**Exercise goal**
Return the records word for word, from the first line through the line that contains "output-devices-link[interactable]: Output devices", including that line.

— START Exercise inputs —

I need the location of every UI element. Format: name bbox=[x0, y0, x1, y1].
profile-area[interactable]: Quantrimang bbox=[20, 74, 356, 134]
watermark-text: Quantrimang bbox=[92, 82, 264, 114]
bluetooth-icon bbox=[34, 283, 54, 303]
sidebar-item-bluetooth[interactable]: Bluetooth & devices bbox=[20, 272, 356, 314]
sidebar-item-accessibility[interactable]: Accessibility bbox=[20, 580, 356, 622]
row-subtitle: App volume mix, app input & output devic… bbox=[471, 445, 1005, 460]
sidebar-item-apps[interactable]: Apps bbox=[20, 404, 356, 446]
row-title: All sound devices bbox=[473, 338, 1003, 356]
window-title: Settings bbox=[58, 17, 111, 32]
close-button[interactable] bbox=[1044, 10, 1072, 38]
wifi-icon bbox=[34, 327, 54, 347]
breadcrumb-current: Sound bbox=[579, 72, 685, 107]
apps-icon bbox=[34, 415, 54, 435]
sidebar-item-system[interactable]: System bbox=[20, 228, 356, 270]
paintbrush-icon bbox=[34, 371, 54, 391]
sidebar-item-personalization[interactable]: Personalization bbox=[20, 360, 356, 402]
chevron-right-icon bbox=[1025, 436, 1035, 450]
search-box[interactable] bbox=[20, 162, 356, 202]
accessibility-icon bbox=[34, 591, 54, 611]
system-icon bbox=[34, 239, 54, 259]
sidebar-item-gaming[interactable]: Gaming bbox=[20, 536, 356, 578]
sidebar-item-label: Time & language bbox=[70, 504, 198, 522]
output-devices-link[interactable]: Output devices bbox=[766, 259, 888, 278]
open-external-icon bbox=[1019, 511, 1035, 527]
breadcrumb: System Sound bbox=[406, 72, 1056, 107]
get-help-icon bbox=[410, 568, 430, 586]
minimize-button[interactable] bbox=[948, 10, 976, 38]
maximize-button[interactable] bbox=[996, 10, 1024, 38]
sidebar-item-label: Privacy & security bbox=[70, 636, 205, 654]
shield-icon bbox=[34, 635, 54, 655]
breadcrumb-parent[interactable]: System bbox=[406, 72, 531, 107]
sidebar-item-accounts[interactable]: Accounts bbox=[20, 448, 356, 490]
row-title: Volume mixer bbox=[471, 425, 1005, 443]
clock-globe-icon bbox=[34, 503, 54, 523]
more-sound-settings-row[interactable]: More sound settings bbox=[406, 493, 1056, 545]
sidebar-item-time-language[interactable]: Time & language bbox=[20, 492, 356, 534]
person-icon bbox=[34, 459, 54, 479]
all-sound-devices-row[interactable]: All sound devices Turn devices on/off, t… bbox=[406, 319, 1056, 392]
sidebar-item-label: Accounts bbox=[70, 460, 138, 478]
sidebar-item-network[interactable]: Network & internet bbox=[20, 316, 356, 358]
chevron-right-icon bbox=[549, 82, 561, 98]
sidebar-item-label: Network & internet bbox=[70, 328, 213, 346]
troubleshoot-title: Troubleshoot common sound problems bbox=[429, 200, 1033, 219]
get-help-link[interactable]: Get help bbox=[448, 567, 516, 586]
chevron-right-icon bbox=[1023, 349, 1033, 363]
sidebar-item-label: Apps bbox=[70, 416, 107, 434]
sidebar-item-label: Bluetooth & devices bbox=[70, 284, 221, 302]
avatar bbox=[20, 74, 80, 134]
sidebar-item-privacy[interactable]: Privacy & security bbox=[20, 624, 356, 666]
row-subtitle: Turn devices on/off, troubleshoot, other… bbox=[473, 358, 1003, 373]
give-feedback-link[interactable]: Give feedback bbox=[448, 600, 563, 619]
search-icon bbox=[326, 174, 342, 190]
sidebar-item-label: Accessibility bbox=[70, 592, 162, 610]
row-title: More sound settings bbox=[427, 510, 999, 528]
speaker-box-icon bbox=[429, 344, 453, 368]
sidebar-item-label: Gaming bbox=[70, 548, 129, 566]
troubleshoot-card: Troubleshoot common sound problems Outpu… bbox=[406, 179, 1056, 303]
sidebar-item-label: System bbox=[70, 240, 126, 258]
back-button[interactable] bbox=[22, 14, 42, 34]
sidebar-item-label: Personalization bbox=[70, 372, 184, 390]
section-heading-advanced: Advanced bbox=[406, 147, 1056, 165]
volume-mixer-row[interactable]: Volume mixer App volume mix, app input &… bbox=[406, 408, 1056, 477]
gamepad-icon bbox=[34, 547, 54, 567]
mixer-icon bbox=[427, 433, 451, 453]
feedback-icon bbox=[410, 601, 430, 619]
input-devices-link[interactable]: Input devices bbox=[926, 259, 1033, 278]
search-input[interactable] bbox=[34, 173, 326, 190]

— END Exercise inputs —

**Solution to this problem**
I need the location of every UI element. Format: name bbox=[x0, y0, x1, y1].
profile-area[interactable]: Quantrimang bbox=[20, 74, 356, 134]
watermark-text: Quantrimang bbox=[92, 82, 264, 114]
bluetooth-icon bbox=[34, 283, 54, 303]
sidebar-item-bluetooth[interactable]: Bluetooth & devices bbox=[20, 272, 356, 314]
sidebar-item-accessibility[interactable]: Accessibility bbox=[20, 580, 356, 622]
row-subtitle: App volume mix, app input & output devic… bbox=[471, 445, 1005, 460]
sidebar-item-apps[interactable]: Apps bbox=[20, 404, 356, 446]
row-title: All sound devices bbox=[473, 338, 1003, 356]
window-title: Settings bbox=[58, 17, 111, 32]
close-button[interactable] bbox=[1044, 10, 1072, 38]
wifi-icon bbox=[34, 327, 54, 347]
breadcrumb-current: Sound bbox=[579, 72, 685, 107]
apps-icon bbox=[34, 415, 54, 435]
sidebar-item-system[interactable]: System bbox=[20, 228, 356, 270]
paintbrush-icon bbox=[34, 371, 54, 391]
sidebar-item-personalization[interactable]: Personalization bbox=[20, 360, 356, 402]
chevron-right-icon bbox=[1025, 436, 1035, 450]
search-box[interactable] bbox=[20, 162, 356, 202]
accessibility-icon bbox=[34, 591, 54, 611]
system-icon bbox=[34, 239, 54, 259]
sidebar-item-gaming[interactable]: Gaming bbox=[20, 536, 356, 578]
sidebar-item-label: Time & language bbox=[70, 504, 198, 522]
output-devices-link[interactable]: Output devices bbox=[766, 259, 888, 278]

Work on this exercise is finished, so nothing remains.